--- Start DATA EXCERPTS ---

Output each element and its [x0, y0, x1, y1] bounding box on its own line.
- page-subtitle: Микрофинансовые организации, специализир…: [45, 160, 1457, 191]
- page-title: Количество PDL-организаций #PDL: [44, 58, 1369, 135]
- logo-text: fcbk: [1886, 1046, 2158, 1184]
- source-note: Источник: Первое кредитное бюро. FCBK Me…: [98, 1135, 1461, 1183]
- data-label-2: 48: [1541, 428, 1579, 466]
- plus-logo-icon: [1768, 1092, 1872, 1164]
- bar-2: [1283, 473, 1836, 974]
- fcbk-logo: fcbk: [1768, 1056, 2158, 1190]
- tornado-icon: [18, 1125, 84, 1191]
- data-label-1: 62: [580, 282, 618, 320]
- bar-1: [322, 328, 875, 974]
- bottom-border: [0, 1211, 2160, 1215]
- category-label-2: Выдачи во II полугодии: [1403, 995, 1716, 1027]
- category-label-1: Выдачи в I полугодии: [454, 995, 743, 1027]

--- End DATA EXCERPTS ---

• _GIVEN INSTRUCTION_: Could you reproduce all of the rows above, substituting "Займы" for every "Выдачи" and leaving everything else the same?

• _SOLUTION FOR THIS EXERCISE_:
Output each element and its [x0, y0, x1, y1] bounding box on its own line.
- page-subtitle: Микрофинансовые организации, специализир…: [45, 160, 1457, 191]
- page-title: Количество PDL-организаций #PDL: [44, 58, 1369, 135]
- logo-text: fcbk: [1886, 1046, 2158, 1184]
- source-note: Источник: Первое кредитное бюро. FCBK Me…: [98, 1135, 1461, 1183]
- data-label-2: 48: [1541, 428, 1579, 466]
- plus-logo-icon: [1768, 1092, 1872, 1164]
- bar-2: [1283, 473, 1836, 974]
- fcbk-logo: fcbk: [1768, 1056, 2158, 1190]
- tornado-icon: [18, 1125, 84, 1191]
- data-label-1: 62: [580, 282, 618, 320]
- bar-1: [322, 328, 875, 974]
- bottom-border: [0, 1211, 2160, 1215]
- category-label-2: Займы во II полугодии: [1403, 995, 1716, 1027]
- category-label-1: Займы в I полугодии: [454, 995, 743, 1027]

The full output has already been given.